■ PROBLEM STATEMENT ■
Read the listing and extract each line that includes the word "Ребе".

■ DATA ROWS ■
============================================================

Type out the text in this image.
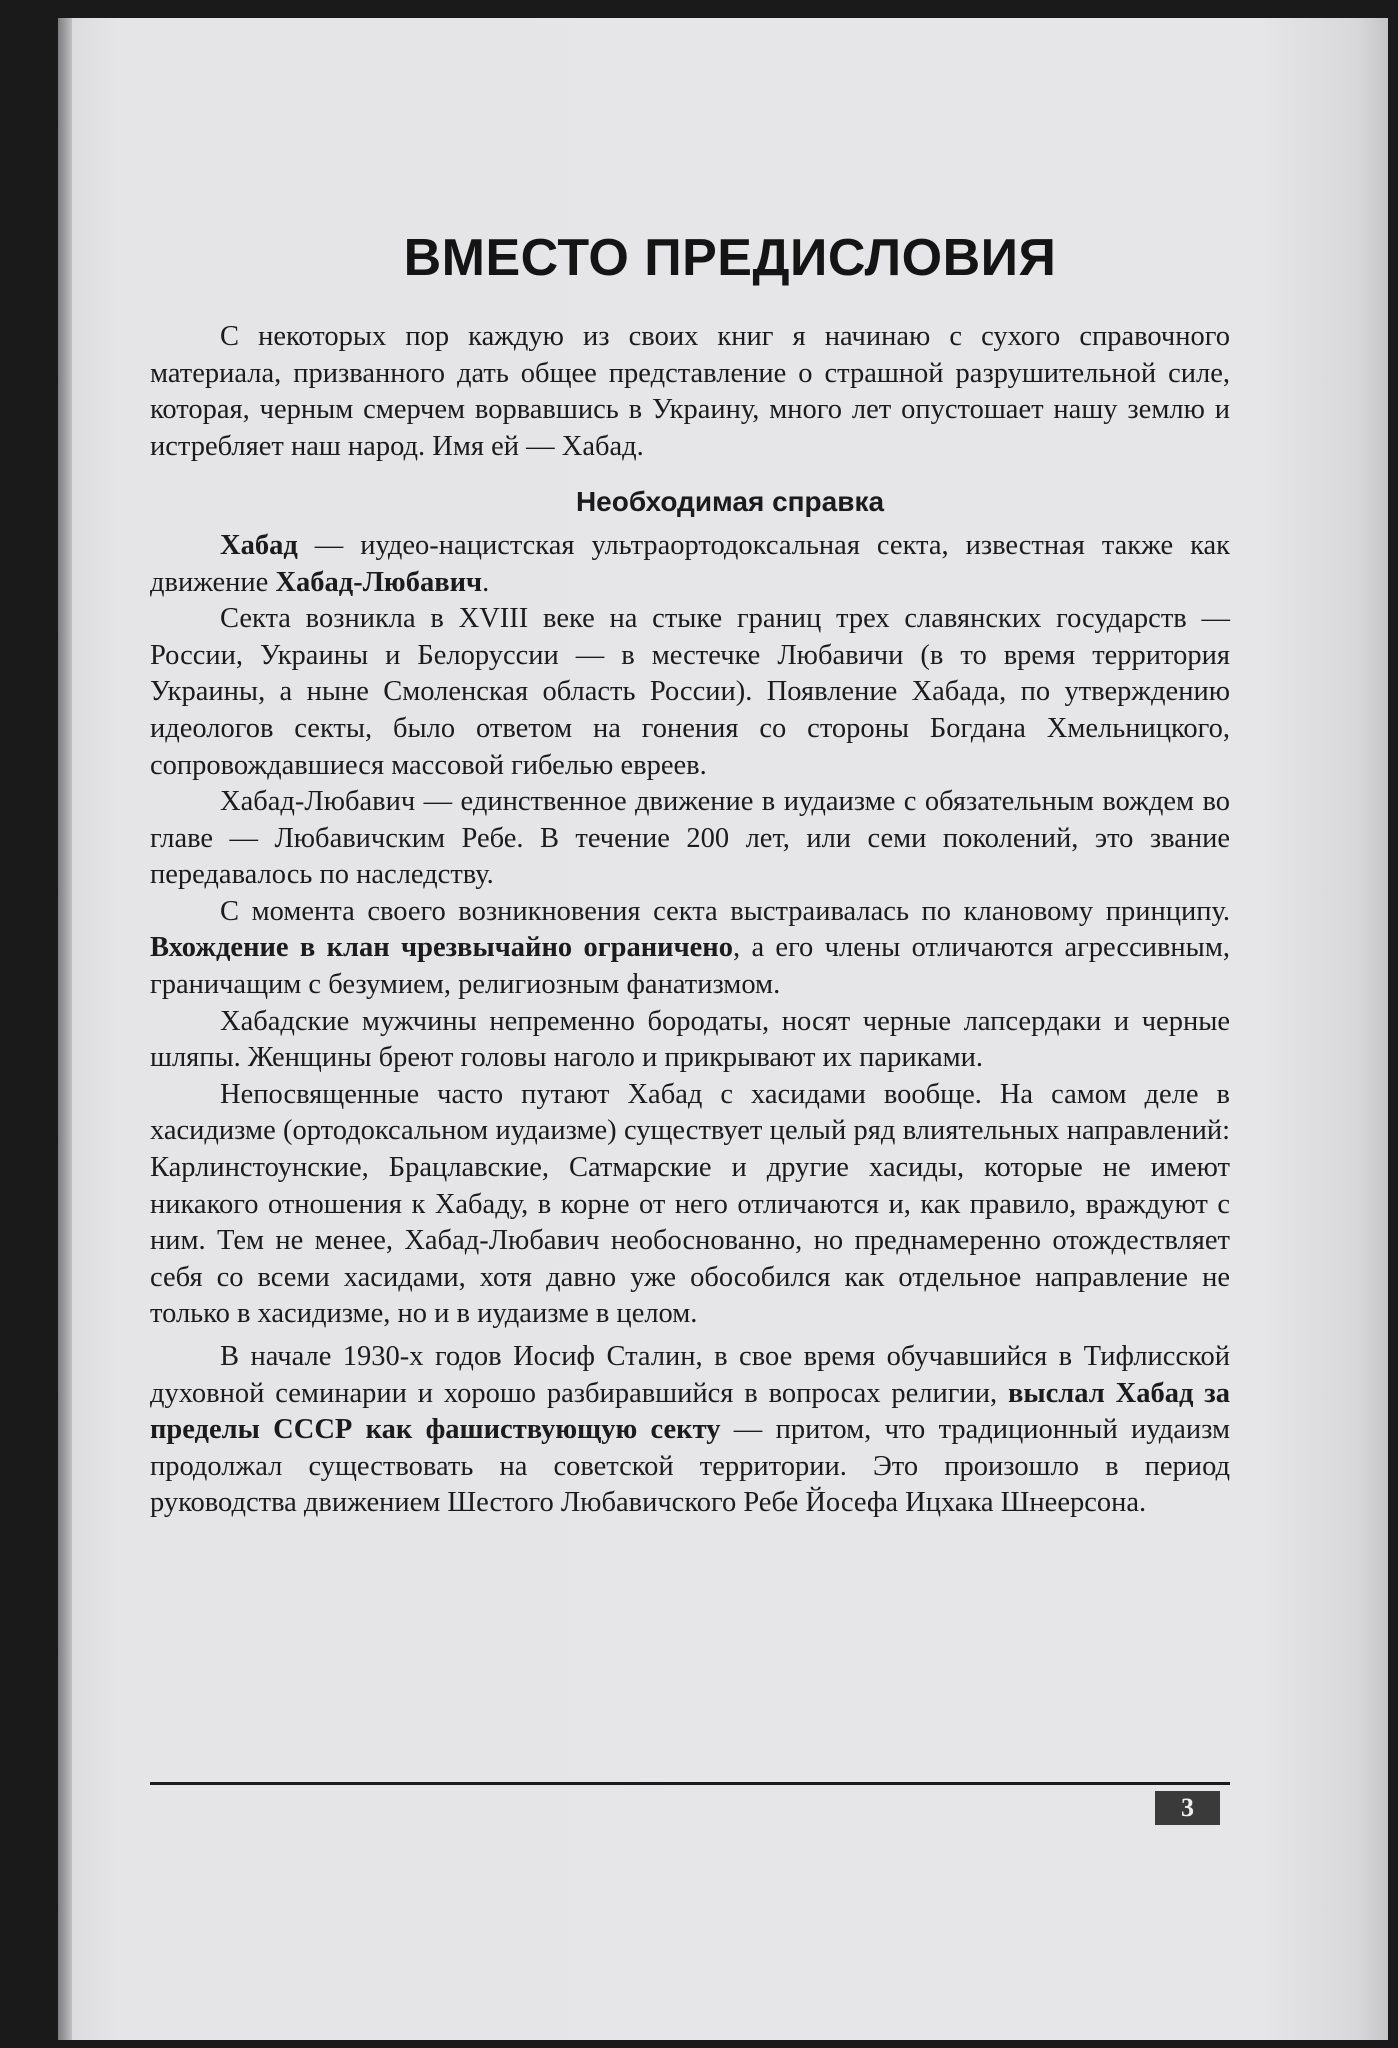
ВМЕСТО ПРЕДИСЛОВИЯ

С некоторых пор каждую из своих книг я начинаю с сухого справочного материала, призванного дать общее представление о страшной разрушительной силе, которая, черным смерчем ворвавшись в Украину, много лет опустошает нашу землю и истребляет наш народ. Имя ей — Хабад.

Необходимая справка

Хабад — иудео-нацистская ультраортодоксальная секта, известная также как движение Хабад-Любавич.

Секта возникла в XVIII веке на стыке границ трех славянских государств — России, Украины и Белоруссии — в местечке Любавичи (в то время территория Украины, а ныне Смоленская область России). Появление Хабада, по утверждению идеологов секты, было ответом на гонения со стороны Богдана Хмельницкого, сопровождавшиеся массовой гибелью евреев.

Хабад-Любавич — единственное движение в иудаизме с обязательным вождем во главе — Любавичским Ребе. В течение 200 лет, или семи поколений, это звание передавалось по наследству.

С момента своего возникновения секта выстраивалась по клановому принципу. Вхождение в клан чрезвычайно ограничено, а его члены отличаются агрессивным, граничащим с безумием, религиозным фанатизмом.

Хабадские мужчины непременно бородаты, носят черные лапсердаки и черные шляпы. Женщины бреют головы наголо и прикрывают их париками.

Непосвященные часто путают Хабад с хасидами вообще. На самом деле в хасидизме (ортодоксальном иудаизме) существует целый ряд влиятельных направлений: Карлинстоунские, Брацлавские, Сатмарские и другие хасиды, которые не имеют никакого отношения к Хабаду, в корне от него отличаются и, как правило, враждуют с ним. Тем не менее, Хабад-Любавич необоснованно, но преднамеренно отождествляет себя со всеми хасидами, хотя давно уже обособился как отдельное направление не только в хасидизме, но и в иудаизме в целом.

В начале 1930-х годов Иосиф Сталин, в свое время обучавшийся в Тифлисской духовной семинарии и хорошо разбиравшийся в вопросах религии, выслал Хабад за пределы СССР как фашиствующую секту — притом, что традиционный иудаизм продолжал существовать на советской территории. Это произошло в период руководства движением Шестого Любавичского Ребе Йосефа Ицхака Шнеерсона.

3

============================================================

■ EXERCISE ANSWER ■
Хабад-Любавич — единственное движение в иудаизме с обязательным вождем во главе — Любавичским Ребе. В течение 200 лет, или семи поколений, это звание передавалось по наследству.
В начале 1930-х годов Иосиф Сталин, в свое время обучавшийся в Тифлисской духовной семинарии и хорошо разбиравшийся в вопросах религии, выслал Хабад за пределы СССР как фашиствующую секту — притом, что традиционный иудаизм продолжал существовать на советской территории. Это произошло в период руководства движением Шестого Любавичского Ребе Йосефа Ицхака Шнеерсона.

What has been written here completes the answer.